[Records that describe figures]

────────────────────────────────────────

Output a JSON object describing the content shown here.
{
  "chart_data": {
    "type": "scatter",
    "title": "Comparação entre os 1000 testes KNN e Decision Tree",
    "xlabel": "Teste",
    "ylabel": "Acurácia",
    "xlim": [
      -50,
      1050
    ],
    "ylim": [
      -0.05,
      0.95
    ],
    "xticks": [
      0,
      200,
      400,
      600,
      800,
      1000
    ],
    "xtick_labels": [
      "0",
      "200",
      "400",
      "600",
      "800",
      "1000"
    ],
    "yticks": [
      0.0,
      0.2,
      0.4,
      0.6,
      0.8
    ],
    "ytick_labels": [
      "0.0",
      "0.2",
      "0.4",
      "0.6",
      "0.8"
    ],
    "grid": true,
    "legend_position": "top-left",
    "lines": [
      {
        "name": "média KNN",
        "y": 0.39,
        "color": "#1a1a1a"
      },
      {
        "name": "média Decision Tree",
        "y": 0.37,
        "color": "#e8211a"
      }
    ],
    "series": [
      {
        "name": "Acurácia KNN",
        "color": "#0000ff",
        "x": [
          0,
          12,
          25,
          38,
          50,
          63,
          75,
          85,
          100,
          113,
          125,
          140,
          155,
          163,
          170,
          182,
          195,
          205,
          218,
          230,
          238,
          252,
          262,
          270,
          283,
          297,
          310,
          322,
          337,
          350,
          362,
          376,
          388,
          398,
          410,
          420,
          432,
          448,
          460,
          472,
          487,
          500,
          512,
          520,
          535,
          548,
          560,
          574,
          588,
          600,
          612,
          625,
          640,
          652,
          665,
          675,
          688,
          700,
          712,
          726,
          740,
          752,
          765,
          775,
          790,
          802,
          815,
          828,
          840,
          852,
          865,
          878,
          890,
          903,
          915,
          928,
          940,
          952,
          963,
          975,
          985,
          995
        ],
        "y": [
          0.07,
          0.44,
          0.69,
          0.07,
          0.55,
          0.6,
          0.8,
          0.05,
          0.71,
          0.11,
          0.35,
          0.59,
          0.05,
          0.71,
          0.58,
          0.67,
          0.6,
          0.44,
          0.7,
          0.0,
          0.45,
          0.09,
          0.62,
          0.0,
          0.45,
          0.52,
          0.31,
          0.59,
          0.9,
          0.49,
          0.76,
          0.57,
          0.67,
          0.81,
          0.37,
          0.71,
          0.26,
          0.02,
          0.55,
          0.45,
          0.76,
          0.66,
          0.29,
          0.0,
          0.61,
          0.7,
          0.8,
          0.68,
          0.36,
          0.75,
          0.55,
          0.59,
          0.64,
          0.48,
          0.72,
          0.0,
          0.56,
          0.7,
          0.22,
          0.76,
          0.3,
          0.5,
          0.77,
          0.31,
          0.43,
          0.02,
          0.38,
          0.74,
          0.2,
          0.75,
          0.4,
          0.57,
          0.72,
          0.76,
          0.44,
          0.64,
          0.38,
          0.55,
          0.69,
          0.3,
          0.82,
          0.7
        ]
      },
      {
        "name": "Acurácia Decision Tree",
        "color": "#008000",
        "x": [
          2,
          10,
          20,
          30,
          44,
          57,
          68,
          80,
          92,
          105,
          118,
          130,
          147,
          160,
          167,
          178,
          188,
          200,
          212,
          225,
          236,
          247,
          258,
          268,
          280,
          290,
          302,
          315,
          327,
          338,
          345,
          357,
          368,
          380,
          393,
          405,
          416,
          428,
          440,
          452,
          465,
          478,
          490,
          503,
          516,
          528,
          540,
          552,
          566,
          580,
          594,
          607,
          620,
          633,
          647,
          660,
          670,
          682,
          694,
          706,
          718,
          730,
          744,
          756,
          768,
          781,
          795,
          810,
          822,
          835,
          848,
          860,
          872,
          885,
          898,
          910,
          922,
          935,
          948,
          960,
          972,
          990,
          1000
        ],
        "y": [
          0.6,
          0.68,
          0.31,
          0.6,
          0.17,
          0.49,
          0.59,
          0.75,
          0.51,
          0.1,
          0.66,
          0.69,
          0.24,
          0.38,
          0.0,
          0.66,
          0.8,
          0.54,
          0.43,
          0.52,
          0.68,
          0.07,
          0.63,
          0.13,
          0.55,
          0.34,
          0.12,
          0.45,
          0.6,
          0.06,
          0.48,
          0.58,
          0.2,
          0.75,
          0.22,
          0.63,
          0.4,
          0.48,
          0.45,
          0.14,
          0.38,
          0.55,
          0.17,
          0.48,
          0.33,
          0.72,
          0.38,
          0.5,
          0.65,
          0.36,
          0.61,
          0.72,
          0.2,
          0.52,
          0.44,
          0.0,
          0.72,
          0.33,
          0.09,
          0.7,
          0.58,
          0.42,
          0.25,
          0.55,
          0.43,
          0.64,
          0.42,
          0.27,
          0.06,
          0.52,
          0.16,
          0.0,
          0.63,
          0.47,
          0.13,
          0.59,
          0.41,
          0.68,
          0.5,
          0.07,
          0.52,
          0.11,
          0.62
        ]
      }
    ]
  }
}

────────────────────────────────────────

How many lines of the listing above include the word "Decision"? Reply with the number alone.

3